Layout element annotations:
++++++++

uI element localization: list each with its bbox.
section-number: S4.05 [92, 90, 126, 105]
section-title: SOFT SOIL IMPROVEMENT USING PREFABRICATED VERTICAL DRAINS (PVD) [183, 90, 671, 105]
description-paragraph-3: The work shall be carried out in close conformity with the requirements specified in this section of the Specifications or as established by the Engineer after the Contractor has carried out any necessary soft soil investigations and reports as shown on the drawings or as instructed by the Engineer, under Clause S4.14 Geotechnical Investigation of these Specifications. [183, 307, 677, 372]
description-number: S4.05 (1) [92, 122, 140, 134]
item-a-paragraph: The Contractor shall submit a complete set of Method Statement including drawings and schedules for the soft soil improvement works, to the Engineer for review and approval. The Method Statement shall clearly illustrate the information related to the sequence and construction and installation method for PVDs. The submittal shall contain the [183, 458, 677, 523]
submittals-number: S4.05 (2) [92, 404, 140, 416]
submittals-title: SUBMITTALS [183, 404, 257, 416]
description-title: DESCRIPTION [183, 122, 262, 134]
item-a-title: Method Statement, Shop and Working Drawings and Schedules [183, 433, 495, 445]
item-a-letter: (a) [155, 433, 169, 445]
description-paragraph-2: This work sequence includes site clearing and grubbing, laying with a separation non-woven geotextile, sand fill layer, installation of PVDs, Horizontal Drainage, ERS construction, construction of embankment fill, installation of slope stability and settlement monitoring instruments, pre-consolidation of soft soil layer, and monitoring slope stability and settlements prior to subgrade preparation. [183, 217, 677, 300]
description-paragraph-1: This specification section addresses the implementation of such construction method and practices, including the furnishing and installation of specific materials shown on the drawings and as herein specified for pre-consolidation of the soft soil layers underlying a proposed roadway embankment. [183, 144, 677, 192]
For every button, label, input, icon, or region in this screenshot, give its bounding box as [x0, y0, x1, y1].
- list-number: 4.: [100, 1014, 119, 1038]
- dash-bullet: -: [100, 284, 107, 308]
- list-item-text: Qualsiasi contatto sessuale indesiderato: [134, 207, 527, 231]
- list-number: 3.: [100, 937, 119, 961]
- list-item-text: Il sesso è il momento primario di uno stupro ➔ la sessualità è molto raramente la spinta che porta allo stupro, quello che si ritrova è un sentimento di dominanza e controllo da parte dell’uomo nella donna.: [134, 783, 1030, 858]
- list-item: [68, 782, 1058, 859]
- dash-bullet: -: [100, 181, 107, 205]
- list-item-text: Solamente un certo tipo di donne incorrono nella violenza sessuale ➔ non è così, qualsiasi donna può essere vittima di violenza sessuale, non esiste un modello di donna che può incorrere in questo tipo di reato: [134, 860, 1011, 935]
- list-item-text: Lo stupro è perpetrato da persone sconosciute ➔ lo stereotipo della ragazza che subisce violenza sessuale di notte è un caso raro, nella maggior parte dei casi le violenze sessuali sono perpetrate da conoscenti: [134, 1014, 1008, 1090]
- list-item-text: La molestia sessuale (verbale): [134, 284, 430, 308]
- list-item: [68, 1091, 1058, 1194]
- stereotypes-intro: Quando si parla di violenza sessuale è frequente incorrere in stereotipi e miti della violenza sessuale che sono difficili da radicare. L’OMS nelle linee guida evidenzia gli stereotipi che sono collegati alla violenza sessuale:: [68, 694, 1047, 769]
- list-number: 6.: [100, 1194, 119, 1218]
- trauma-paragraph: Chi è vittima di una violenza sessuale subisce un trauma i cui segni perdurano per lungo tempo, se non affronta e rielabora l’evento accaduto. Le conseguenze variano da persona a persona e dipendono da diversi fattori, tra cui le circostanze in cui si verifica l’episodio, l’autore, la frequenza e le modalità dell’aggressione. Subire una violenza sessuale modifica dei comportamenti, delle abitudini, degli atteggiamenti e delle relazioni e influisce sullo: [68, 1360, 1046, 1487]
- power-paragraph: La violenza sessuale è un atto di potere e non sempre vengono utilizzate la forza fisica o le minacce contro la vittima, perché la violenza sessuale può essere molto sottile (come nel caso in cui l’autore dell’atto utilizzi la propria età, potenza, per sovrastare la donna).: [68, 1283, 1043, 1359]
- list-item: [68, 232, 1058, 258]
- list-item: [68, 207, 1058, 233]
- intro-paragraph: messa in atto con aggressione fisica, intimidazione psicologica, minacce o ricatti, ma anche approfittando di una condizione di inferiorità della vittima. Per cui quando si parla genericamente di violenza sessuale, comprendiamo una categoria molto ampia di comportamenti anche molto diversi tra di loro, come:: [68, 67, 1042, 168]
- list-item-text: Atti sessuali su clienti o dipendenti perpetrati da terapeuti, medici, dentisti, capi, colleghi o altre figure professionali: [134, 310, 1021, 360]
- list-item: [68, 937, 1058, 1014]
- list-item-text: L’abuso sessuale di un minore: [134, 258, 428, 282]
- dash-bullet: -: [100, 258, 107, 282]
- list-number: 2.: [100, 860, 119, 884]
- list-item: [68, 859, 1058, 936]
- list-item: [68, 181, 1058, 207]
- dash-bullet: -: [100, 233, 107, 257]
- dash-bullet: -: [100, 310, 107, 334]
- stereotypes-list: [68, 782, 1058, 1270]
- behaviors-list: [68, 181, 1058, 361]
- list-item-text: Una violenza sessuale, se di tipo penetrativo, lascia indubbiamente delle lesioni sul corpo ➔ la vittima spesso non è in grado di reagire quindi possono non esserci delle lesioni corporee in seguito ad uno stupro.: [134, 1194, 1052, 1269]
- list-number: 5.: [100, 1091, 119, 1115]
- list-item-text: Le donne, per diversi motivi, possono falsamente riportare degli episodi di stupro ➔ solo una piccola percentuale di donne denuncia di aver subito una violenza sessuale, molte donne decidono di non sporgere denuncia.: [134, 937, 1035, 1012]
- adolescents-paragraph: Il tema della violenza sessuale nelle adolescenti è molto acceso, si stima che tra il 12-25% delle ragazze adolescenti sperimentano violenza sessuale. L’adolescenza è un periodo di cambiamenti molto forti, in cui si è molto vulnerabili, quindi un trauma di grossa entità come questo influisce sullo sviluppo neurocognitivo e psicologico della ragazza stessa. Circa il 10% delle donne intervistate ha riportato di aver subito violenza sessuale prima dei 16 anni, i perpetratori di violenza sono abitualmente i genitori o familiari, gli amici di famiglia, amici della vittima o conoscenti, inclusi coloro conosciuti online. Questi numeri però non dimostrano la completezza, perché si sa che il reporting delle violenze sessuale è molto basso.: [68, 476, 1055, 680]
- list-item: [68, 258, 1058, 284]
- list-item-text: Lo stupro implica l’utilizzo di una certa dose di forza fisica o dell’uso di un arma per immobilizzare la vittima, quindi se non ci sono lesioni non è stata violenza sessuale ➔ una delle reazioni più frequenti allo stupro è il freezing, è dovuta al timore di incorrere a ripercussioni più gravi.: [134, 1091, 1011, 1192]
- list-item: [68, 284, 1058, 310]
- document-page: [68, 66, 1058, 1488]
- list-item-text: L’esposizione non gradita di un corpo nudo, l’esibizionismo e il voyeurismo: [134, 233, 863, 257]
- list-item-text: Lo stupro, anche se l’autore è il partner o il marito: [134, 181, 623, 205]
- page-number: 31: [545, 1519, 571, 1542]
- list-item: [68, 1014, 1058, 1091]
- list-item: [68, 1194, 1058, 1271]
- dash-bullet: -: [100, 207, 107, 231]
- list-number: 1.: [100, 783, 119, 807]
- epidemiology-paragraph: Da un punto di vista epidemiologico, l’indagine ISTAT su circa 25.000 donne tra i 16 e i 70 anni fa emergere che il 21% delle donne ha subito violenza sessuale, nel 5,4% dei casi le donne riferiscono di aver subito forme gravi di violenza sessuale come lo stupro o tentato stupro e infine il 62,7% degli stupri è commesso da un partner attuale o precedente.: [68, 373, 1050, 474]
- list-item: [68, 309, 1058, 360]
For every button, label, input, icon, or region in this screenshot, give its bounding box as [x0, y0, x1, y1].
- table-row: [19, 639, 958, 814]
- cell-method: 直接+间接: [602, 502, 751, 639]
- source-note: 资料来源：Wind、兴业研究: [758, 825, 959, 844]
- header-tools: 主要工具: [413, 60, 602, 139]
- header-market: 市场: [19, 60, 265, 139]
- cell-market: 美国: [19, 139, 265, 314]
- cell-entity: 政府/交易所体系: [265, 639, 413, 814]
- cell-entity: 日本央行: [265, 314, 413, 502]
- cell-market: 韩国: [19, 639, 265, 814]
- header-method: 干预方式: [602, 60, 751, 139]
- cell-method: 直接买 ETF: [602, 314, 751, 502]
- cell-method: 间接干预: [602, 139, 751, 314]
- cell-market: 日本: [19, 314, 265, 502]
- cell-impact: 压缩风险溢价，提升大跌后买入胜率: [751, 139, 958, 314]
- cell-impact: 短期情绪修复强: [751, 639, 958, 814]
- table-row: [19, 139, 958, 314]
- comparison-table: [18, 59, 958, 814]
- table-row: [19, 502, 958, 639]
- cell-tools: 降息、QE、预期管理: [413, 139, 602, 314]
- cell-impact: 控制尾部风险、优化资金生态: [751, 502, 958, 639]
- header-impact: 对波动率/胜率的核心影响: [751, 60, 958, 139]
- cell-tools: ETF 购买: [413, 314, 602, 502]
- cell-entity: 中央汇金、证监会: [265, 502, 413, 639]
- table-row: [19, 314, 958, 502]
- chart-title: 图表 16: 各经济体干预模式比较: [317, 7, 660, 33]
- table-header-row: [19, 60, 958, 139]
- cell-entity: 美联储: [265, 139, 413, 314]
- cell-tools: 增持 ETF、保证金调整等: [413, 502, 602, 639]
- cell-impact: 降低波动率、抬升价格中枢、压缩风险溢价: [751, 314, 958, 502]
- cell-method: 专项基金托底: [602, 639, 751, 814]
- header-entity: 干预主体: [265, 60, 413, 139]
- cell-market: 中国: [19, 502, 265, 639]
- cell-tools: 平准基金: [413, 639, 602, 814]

++++++++

EXERCISE AIM: Can you retype the records word for word, beginning with their very first line and going on through the line that contains "description-number: S4.05 (1)", with that line included?

EXERCISE OUTPUT:
uI element localization: list each with its bbox.
section-number: S4.05 [92, 90, 126, 105]
section-title: SOFT SOIL IMPROVEMENT USING PREFABRICATED VERTICAL DRAINS (PVD) [183, 90, 671, 105]
description-paragraph-3: The work shall be carried out in close conformity with the requirements specified in this section of the Specifications or as established by the Engineer after the Contractor has carried out any necessary soft soil investigations and reports as shown on the drawings or as instructed by the Engineer, under Clause S4.14 Geotechnical Investigation of these Specifications. [183, 307, 677, 372]
description-number: S4.05 (1) [92, 122, 140, 134]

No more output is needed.